(Saved entries)
- - - - - - -
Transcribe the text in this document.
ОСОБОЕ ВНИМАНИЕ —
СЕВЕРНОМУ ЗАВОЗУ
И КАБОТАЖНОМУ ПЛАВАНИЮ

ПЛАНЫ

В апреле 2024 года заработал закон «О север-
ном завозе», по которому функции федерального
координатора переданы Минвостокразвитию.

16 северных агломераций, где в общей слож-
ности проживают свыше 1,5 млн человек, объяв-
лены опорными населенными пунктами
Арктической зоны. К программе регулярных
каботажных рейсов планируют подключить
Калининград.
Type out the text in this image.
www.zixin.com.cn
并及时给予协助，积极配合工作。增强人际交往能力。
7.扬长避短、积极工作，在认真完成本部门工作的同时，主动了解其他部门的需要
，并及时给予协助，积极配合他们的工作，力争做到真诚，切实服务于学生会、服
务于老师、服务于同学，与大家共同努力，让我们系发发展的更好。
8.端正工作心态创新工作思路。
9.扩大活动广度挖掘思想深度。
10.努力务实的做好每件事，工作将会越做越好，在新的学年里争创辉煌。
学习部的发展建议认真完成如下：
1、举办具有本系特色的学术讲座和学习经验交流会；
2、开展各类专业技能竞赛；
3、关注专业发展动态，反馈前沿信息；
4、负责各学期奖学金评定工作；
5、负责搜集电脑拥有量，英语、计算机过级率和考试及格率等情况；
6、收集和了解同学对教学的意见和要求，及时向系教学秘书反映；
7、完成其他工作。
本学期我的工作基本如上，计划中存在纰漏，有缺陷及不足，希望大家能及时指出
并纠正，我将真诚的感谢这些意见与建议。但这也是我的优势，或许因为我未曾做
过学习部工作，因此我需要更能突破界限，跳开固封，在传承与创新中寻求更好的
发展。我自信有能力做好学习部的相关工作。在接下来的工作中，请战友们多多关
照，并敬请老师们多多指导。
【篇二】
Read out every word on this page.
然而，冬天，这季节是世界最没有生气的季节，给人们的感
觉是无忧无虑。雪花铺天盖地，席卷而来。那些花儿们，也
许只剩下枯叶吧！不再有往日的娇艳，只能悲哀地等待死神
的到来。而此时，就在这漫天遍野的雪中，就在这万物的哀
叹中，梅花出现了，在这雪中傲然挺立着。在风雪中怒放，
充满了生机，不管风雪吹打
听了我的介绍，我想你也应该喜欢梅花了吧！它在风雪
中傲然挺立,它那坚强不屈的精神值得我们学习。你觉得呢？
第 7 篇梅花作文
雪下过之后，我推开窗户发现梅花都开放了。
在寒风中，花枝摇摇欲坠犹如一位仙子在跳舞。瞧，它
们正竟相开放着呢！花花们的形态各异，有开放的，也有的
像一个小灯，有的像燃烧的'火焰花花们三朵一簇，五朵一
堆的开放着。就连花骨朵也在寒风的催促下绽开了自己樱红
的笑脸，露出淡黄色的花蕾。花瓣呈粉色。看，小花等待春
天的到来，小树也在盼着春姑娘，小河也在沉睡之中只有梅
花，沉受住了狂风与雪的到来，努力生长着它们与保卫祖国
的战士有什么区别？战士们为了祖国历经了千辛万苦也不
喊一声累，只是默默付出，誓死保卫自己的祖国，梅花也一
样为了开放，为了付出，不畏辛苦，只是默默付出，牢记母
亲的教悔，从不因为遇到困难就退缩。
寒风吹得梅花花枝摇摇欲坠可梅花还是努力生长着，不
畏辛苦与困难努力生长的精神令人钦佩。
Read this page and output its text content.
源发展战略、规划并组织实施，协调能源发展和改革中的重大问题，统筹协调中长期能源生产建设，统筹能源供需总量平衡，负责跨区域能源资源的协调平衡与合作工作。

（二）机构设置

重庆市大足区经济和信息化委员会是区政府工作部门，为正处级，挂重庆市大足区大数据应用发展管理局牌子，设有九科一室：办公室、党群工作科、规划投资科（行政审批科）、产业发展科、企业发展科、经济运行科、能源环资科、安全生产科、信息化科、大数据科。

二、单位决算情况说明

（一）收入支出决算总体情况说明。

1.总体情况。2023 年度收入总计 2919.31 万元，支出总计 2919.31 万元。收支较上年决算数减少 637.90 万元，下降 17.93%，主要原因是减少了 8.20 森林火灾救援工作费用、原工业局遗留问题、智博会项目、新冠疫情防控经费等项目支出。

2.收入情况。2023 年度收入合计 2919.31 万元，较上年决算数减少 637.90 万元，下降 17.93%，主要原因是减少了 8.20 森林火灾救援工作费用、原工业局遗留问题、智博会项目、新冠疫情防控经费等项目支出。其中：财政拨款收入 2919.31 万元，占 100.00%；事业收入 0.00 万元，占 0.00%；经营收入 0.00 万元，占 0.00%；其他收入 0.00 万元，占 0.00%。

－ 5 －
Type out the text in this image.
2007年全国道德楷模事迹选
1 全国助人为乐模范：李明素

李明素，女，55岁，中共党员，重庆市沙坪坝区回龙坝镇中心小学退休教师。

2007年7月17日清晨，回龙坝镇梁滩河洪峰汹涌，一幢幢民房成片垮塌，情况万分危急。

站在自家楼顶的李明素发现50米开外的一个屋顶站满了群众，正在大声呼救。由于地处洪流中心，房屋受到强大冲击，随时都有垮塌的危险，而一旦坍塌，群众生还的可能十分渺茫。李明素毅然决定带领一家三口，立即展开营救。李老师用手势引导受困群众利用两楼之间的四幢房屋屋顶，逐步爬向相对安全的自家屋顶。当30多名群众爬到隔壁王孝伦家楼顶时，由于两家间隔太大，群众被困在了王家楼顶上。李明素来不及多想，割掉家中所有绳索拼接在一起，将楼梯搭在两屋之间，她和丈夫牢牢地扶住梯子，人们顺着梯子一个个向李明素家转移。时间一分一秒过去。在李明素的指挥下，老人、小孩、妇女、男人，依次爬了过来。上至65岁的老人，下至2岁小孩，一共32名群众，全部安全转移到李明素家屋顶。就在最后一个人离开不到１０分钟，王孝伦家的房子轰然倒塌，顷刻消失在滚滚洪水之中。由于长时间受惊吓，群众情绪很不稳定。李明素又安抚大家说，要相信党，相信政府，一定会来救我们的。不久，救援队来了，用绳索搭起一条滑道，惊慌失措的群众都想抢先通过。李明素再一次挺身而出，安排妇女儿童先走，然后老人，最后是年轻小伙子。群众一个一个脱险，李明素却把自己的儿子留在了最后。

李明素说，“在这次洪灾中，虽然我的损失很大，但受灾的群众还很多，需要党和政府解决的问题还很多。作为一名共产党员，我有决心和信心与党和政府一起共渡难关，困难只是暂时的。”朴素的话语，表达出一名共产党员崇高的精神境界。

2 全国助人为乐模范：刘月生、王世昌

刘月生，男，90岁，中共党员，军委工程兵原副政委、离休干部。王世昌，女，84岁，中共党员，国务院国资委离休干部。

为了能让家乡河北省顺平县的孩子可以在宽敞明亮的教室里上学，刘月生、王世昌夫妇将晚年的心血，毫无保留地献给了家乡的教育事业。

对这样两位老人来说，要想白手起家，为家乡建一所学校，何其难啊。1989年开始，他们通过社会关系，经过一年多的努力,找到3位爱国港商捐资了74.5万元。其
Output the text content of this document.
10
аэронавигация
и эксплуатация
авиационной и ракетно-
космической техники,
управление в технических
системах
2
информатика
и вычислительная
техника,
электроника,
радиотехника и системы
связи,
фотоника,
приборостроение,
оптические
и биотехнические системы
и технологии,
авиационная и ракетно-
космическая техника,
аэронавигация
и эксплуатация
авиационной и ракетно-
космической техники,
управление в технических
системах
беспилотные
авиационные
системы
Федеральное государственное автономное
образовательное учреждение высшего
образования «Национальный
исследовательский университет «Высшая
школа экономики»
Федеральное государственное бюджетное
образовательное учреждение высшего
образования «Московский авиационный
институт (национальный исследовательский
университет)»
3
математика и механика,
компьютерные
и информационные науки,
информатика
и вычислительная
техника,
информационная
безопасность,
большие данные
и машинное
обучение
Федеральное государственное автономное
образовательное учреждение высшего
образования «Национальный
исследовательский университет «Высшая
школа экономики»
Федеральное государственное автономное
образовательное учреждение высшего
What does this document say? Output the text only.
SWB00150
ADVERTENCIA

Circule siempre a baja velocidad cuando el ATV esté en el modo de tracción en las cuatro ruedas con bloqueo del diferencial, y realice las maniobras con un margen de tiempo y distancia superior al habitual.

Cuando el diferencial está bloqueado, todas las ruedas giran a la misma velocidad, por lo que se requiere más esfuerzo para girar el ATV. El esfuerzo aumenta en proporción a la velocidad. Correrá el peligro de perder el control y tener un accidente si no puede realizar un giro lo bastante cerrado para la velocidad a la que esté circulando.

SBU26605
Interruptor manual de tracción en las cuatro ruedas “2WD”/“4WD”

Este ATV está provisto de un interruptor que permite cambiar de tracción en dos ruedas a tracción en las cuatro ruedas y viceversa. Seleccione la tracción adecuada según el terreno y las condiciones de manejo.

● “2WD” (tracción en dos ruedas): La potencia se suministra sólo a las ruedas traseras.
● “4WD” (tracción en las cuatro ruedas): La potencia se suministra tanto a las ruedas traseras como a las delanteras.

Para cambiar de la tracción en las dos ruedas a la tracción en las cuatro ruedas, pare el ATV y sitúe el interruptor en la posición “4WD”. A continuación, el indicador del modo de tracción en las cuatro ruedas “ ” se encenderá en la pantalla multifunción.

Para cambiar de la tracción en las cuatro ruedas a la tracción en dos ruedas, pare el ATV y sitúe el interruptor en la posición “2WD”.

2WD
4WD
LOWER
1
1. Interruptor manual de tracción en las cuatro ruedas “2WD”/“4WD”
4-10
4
- - - - - - -
Given instruction:
Report every line in the data above in which the word "page" appears.

Result of this task:
Read out every word on this page.
Read this page and output its text content.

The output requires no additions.